Bakanlık tarafından açıklanan destek(lememe) politikalarının öncesinde ve sonrasında ülkenin her yerinde çiftçi direnişleri ve eylemleri düzenlendi/düzenleniyor. Ülkenin farklı bölgelerinde farklı ürünler yetiştirmekte olan çiftçilerin açıklamaları maliyetler nedeniyle ürün ekilemediğini, ürünlerin satışlarından çiftçilerin anlamlı bir kazanç elde edemediklerini ortaya koyuyor.

1 Ağustos’ta domates üreticileri tarafından yapılan yürüyüş, 8 Ağustos’ta Bursa-İzmir yolunun çiftçiler tarafından kapatılması; 19 Ağustos’ta Eskişehir’de boş tarlaya traktör ile yazılan “ÜRETEMİYORUZ” yazısı; Rize, Burdur, Maraş, Antep ve ülkenin neredeyse her yerinde yapılan açıklamalar, Ekonomik İşbirliği ve Kalkınma Teşkilatı’nın (OECD) haziran ayı verilerine göre yüzde 68’e ulaşan gıda enflasyonu gösteriyor ki yurttaşlar ne üretebiliyor ne de beslenebiliyor.

### Veri Kümesinden Alıntılar
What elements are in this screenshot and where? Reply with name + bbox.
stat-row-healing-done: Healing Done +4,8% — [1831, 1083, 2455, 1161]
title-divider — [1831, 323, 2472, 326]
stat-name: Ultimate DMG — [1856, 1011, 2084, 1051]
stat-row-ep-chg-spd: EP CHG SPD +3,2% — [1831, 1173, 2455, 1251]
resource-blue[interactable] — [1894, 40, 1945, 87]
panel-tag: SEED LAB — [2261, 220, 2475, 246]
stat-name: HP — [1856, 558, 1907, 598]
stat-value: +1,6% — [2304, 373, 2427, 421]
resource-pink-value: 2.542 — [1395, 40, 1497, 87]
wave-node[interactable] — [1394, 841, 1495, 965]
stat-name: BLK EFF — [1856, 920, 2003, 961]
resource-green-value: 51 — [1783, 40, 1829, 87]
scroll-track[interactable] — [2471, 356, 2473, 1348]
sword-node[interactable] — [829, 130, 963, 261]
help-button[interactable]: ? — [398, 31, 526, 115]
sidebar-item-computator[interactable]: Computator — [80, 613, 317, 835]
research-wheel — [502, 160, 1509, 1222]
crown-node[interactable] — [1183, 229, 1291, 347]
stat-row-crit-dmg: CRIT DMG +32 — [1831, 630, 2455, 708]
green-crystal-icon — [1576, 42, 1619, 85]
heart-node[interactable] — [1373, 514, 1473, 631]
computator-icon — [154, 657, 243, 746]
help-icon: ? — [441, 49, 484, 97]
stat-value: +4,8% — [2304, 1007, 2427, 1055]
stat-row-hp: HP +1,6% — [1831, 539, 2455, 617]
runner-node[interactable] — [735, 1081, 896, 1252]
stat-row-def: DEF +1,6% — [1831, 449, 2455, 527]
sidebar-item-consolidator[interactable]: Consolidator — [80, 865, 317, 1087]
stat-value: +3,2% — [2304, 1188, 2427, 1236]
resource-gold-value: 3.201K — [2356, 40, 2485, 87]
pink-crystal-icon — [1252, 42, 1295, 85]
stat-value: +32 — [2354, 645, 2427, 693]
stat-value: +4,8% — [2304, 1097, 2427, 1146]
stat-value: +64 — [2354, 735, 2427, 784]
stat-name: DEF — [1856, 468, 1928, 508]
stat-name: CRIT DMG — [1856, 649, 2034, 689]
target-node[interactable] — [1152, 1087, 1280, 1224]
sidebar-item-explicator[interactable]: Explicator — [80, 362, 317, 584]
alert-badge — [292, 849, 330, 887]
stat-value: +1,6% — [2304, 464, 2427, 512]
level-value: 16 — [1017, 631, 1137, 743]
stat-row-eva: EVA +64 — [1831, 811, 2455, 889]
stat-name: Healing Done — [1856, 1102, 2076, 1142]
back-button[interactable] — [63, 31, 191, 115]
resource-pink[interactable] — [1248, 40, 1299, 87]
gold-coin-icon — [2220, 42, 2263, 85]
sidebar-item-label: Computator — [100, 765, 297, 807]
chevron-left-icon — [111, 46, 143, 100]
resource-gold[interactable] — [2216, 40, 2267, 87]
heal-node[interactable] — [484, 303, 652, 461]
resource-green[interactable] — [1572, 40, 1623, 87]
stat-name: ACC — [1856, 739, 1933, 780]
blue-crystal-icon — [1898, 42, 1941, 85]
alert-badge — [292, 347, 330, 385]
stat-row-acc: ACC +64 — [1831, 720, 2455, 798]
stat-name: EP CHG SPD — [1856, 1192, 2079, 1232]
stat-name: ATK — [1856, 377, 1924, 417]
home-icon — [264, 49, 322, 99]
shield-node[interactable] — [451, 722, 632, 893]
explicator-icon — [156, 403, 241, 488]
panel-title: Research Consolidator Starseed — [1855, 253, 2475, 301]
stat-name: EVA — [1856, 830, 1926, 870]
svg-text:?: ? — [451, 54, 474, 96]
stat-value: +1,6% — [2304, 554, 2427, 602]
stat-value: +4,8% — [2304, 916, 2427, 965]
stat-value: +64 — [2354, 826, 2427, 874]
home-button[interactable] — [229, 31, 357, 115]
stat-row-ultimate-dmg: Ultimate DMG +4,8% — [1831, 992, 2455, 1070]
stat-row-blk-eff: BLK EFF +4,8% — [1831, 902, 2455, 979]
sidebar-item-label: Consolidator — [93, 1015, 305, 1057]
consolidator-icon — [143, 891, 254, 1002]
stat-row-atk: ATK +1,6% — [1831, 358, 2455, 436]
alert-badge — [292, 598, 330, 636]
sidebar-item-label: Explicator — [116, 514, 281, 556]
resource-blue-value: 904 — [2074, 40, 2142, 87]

### Görev Tanımı
Çiftçi direnişlerini ve eylemlerini anlatan metni, son cümlesinin ardından devam ettiriniz.

### Çözümlü Alıştırma
Ülkenin neredeyse her bölgesinde bir direnişin filizlendiği bu günlerde, iktidar politikaları ile çiftçilerin işçileşmesi için düzenlemeler yapılıp, tarım faaliyetlerinde tekelci anlayışa daha fazla alan açılıyor. Sermayenin günümüzdeki yeni saldırısı işçileri yoksullaştırmayı ve örgütlenme haklarının dahi olmadığı kölelik koşullarına mahkûm etmeyi hedeflerken tarımı tamamen şirketleştirmeyi, küçük toprak sahibi çiftçileri ise işçileştirmeyi amaçlıyor. Bir taraftan işçi direnişleri boy gösterirken diğer yandan çiftçiler de seslerini yükselterek bu topyekûn saldırıya karşı nasıl mücadele edileceğine işaret ediyorlar.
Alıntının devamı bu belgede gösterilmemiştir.